• Data for processing
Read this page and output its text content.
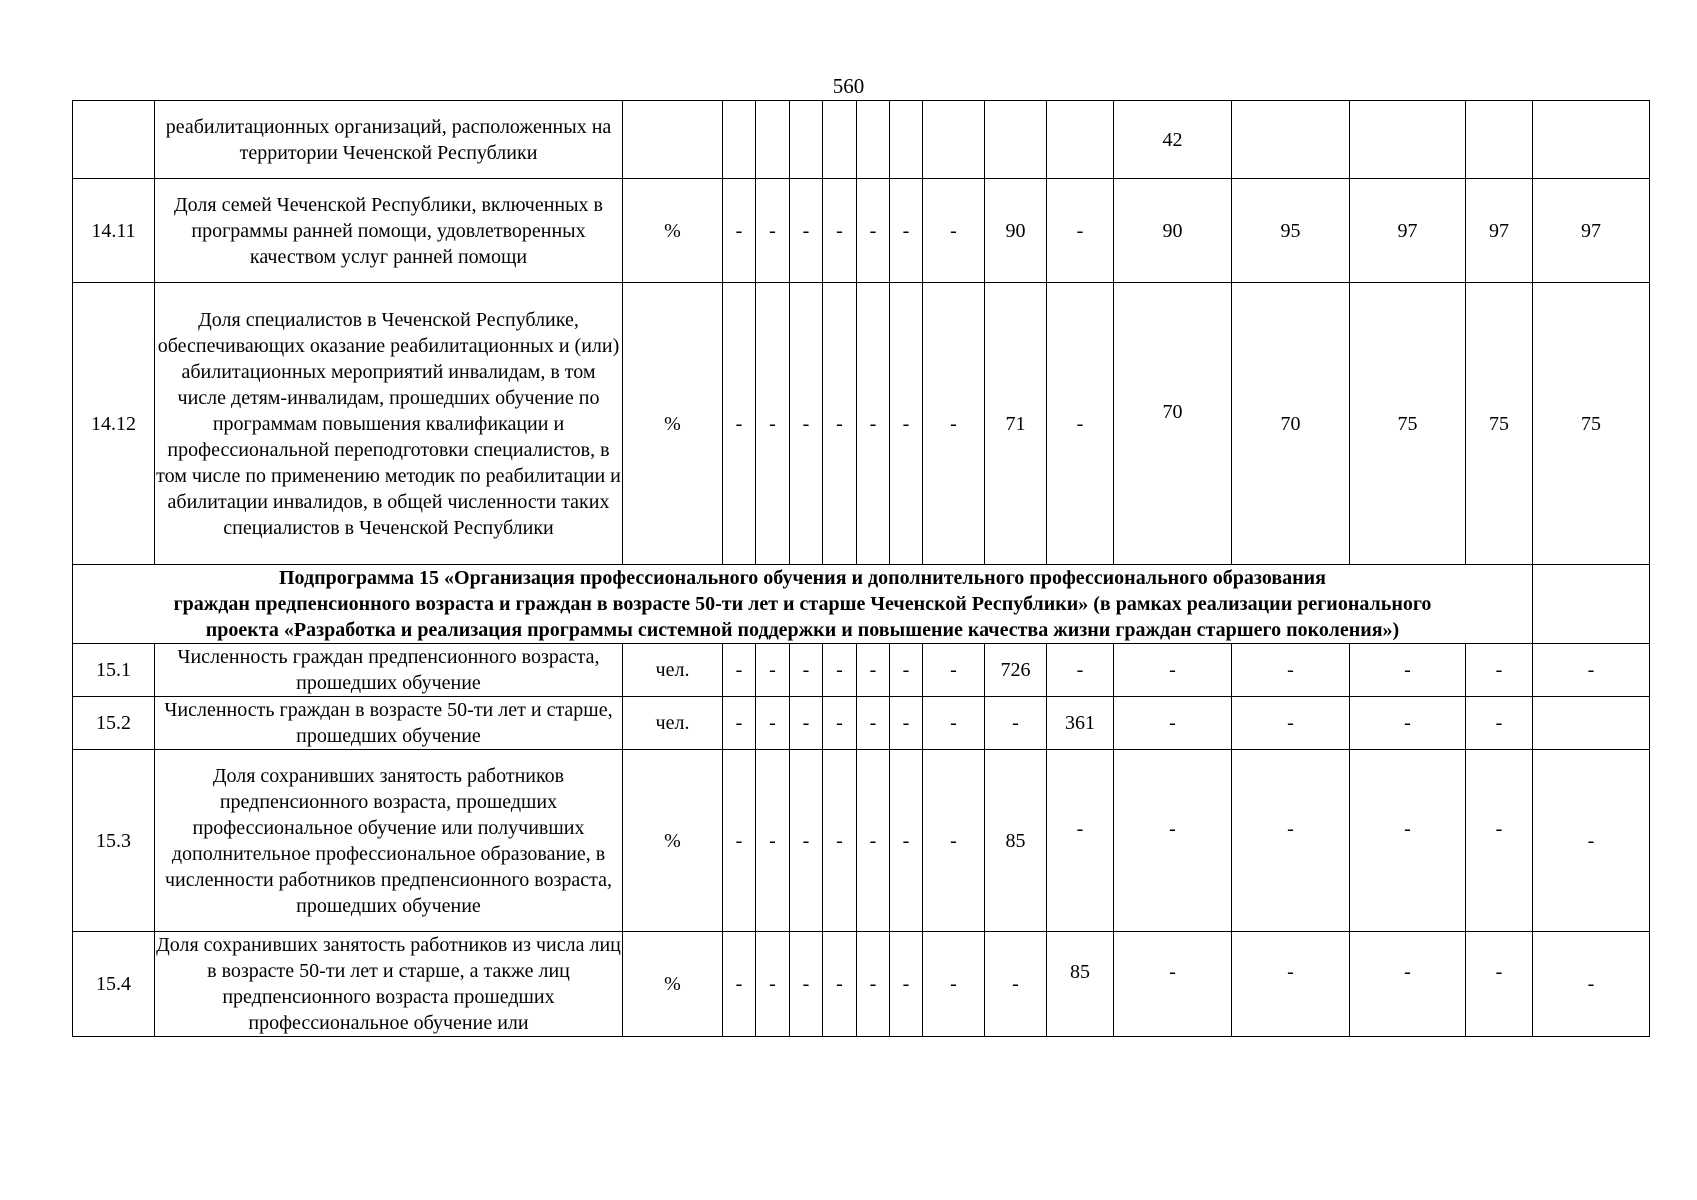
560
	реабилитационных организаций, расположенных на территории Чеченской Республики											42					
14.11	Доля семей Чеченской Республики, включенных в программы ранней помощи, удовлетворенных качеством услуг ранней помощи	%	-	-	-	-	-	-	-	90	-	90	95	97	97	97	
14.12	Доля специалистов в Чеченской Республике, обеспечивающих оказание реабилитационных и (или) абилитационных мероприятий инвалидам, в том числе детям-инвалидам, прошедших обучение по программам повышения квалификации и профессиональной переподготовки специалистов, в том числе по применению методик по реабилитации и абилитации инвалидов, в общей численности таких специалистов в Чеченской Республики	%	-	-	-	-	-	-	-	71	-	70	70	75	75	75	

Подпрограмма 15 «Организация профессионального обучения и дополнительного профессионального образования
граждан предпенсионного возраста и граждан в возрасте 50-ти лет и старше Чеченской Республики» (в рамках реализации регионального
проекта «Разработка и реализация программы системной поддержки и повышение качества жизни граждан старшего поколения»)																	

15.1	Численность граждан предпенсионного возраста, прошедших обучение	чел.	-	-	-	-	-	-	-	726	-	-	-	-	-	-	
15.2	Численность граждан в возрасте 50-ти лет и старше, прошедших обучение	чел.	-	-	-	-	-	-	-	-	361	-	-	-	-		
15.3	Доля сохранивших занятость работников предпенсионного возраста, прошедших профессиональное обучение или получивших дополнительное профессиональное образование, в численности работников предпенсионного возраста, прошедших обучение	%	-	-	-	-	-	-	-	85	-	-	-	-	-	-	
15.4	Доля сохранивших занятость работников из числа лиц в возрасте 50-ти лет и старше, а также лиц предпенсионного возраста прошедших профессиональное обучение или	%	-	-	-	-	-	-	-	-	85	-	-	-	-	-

• Written task
Repeat the listing in full and exactly. Do not include any images.

• Exercise result
Read this page and output its text content.
560
	реабилитационных организаций, расположенных на территории Чеченской Республики											42					
14.11	Доля семей Чеченской Республики, включенных в программы ранней помощи, удовлетворенных качеством услуг ранней помощи	%	-	-	-	-	-	-	-	90	-	90	95	97	97	97	
14.12	Доля специалистов в Чеченской Республике, обеспечивающих оказание реабилитационных и (или) абилитационных мероприятий инвалидам, в том числе детям-инвалидам, прошедших обучение по программам повышения квалификации и профессиональной переподготовки специалистов, в том числе по применению методик по реабилитации и абилитации инвалидов, в общей численности таких специалистов в Чеченской Республики	%	-	-	-	-	-	-	-	71	-	70	70	75	75	75	

Подпрограмма 15 «Организация профессионального обучения и дополнительного профессионального образования
граждан предпенсионного возраста и граждан в возрасте 50-ти лет и старше Чеченской Республики» (в рамках реализации регионального
проекта «Разработка и реализация программы системной поддержки и повышение качества жизни граждан старшего поколения»)																	

15.1	Численность граждан предпенсионного возраста, прошедших обучение	чел.	-	-	-	-	-	-	-	726	-	-	-	-	-	-	
15.2	Численность граждан в возрасте 50-ти лет и старше, прошедших обучение	чел.	-	-	-	-	-	-	-	-	361	-	-	-	-		
15.3	Доля сохранивших занятость работников предпенсионного возраста, прошедших профессиональное обучение или получивших дополнительное профессиональное образование, в численности работников предпенсионного возраста, прошедших обучение	%	-	-	-	-	-	-	-	85	-	-	-	-	-	-	
15.4	Доля сохранивших занятость работников из числа лиц в возрасте 50-ти лет и старше, а также лиц предпенсионного возраста прошедших профессиональное обучение или	%	-	-	-	-	-	-	-	-	85	-	-	-	-	-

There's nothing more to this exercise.